TASK INSTRUCTIONS | Every line that contains the word "city" should be copied.

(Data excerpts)

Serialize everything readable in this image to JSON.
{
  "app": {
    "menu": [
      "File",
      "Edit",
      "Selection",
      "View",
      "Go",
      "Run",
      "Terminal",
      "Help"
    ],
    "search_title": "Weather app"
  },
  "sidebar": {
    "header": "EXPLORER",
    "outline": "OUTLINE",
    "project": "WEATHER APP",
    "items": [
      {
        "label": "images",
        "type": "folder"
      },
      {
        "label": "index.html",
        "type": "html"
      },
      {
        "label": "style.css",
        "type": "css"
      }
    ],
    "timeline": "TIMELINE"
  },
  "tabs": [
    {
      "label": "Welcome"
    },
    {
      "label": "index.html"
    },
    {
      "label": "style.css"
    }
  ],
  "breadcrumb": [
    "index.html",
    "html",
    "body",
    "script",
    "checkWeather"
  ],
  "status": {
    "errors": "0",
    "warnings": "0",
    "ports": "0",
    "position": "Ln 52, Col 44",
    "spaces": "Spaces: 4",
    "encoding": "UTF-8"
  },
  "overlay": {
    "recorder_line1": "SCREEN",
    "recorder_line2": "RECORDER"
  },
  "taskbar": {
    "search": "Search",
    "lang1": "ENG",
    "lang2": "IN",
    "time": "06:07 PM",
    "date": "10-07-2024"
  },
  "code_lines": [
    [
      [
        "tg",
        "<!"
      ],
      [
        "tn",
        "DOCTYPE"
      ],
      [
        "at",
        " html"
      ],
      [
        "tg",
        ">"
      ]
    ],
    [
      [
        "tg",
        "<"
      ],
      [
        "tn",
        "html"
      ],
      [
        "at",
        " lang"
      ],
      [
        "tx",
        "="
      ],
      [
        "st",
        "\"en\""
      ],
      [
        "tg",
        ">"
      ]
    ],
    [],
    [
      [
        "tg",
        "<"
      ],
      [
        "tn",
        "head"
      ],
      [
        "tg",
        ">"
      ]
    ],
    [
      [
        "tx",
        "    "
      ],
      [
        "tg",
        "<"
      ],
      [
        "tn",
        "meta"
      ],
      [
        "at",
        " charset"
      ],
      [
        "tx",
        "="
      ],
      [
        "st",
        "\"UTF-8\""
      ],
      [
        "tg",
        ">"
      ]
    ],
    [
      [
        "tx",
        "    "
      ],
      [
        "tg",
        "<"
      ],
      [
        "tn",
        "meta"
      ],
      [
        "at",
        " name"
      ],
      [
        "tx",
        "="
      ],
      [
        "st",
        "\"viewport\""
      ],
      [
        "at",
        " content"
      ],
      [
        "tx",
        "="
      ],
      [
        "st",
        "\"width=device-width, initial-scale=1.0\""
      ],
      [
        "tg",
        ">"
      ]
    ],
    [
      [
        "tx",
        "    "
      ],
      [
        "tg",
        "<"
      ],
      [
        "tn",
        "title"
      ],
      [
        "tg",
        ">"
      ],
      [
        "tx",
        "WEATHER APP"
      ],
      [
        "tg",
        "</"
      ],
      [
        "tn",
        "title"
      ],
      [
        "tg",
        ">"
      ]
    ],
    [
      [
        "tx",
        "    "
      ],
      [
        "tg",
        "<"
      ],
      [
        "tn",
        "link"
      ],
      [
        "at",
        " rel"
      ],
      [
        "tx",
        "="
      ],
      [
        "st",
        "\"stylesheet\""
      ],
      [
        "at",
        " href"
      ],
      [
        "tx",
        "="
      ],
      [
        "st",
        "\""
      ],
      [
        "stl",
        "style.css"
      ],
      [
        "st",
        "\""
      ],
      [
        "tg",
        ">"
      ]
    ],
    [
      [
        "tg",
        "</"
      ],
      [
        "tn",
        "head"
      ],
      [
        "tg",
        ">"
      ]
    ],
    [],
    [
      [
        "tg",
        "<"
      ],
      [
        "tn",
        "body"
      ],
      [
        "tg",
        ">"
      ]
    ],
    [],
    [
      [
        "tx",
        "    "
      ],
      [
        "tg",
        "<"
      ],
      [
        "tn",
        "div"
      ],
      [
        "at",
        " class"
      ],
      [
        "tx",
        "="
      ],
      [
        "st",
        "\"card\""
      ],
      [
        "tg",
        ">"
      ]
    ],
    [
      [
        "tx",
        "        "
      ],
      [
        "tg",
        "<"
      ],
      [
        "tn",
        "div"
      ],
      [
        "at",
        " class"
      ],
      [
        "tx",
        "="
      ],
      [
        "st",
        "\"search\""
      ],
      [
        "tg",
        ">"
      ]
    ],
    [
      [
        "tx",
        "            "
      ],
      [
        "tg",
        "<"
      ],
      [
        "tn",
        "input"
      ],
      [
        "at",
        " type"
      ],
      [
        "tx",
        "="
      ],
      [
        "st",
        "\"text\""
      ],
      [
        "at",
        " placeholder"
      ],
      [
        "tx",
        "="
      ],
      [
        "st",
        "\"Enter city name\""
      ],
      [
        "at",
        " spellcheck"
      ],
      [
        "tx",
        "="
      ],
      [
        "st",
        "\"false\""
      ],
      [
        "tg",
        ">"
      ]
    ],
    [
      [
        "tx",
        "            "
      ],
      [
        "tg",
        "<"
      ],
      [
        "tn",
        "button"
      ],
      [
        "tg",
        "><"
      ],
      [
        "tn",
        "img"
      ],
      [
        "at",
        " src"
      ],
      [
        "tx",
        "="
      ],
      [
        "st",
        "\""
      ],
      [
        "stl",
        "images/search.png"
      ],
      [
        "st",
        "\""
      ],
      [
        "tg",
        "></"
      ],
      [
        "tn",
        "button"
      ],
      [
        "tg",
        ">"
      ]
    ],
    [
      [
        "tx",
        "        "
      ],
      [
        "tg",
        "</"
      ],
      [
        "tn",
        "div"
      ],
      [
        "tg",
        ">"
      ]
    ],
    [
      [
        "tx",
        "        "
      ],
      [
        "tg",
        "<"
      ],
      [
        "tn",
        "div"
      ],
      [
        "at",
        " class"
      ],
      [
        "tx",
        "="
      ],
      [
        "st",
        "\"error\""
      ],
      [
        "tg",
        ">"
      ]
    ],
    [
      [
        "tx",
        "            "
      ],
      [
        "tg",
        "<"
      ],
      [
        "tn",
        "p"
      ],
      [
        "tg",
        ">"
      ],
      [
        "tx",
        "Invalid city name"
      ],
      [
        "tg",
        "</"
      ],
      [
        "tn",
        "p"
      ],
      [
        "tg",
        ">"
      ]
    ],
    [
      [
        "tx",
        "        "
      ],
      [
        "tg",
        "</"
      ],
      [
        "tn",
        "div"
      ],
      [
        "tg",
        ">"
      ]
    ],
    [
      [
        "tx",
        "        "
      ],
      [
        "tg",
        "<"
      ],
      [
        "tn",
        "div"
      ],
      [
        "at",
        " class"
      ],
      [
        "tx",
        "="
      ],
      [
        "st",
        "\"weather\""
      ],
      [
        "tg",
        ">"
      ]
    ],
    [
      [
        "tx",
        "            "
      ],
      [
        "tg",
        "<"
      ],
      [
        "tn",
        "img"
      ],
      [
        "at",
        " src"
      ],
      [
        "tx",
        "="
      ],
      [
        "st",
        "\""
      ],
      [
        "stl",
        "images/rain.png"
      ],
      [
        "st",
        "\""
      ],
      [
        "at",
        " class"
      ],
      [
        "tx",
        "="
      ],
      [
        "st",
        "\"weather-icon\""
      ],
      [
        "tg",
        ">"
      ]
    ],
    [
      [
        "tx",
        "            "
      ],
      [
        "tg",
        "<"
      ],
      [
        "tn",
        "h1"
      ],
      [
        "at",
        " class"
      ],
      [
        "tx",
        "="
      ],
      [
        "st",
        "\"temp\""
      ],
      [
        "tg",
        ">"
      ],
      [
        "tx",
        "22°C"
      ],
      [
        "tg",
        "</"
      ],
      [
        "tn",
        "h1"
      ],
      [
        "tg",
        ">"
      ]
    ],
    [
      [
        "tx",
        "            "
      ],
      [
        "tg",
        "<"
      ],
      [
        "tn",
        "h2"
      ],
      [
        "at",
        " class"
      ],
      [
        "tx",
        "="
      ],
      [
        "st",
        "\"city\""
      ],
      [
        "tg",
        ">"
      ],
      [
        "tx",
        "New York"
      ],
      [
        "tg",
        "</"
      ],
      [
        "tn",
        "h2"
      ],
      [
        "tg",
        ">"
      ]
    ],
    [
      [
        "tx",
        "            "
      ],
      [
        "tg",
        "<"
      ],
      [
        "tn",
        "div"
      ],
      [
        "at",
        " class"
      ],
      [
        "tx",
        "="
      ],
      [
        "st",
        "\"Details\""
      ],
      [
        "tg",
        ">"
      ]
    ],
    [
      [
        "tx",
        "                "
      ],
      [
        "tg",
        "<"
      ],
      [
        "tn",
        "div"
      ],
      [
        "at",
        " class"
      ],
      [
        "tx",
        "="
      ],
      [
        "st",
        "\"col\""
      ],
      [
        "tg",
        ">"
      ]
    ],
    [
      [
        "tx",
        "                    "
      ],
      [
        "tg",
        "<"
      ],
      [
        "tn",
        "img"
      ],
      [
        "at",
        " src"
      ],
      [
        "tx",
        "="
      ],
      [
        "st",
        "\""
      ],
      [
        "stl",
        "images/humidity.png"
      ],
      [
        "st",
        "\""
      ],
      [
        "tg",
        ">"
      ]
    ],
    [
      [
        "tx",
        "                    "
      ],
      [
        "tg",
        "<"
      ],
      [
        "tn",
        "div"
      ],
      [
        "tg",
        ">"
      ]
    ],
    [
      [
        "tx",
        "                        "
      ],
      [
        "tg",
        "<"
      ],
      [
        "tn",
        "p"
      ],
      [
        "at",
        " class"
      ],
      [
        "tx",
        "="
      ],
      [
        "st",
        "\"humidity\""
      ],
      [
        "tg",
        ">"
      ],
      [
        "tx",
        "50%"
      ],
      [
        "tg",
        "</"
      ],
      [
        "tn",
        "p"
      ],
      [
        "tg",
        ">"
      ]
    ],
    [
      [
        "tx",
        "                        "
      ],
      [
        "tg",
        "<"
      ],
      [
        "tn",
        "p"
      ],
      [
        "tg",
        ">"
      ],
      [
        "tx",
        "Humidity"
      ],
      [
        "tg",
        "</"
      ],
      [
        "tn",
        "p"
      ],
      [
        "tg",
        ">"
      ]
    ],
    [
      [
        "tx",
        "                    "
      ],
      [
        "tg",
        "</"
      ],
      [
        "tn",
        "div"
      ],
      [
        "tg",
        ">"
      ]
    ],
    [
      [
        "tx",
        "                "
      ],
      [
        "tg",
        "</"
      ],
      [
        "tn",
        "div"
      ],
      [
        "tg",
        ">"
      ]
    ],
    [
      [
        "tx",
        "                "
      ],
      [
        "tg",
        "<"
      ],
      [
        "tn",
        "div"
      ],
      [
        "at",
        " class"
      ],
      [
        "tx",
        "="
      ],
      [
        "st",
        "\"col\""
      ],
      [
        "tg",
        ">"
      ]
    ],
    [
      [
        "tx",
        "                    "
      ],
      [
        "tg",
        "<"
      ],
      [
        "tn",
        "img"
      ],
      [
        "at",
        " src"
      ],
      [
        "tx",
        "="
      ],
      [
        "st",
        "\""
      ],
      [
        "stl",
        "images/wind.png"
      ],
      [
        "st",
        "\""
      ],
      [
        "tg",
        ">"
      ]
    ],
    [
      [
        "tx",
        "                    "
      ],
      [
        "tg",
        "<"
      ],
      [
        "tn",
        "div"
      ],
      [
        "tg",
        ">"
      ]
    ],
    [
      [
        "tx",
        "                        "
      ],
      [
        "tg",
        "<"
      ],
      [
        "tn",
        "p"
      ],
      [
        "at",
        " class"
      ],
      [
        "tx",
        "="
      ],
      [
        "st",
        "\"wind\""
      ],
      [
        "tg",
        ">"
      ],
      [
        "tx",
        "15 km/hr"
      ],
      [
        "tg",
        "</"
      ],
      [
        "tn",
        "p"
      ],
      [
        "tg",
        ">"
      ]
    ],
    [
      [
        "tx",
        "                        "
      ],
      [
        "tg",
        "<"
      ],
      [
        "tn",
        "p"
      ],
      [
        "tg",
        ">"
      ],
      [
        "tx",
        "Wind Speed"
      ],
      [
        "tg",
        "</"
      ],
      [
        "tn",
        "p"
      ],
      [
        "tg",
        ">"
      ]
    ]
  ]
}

SOLUTION TO THIS TASK |
        "\"Enter city name\""
        "Invalid city name"
        "\"city\""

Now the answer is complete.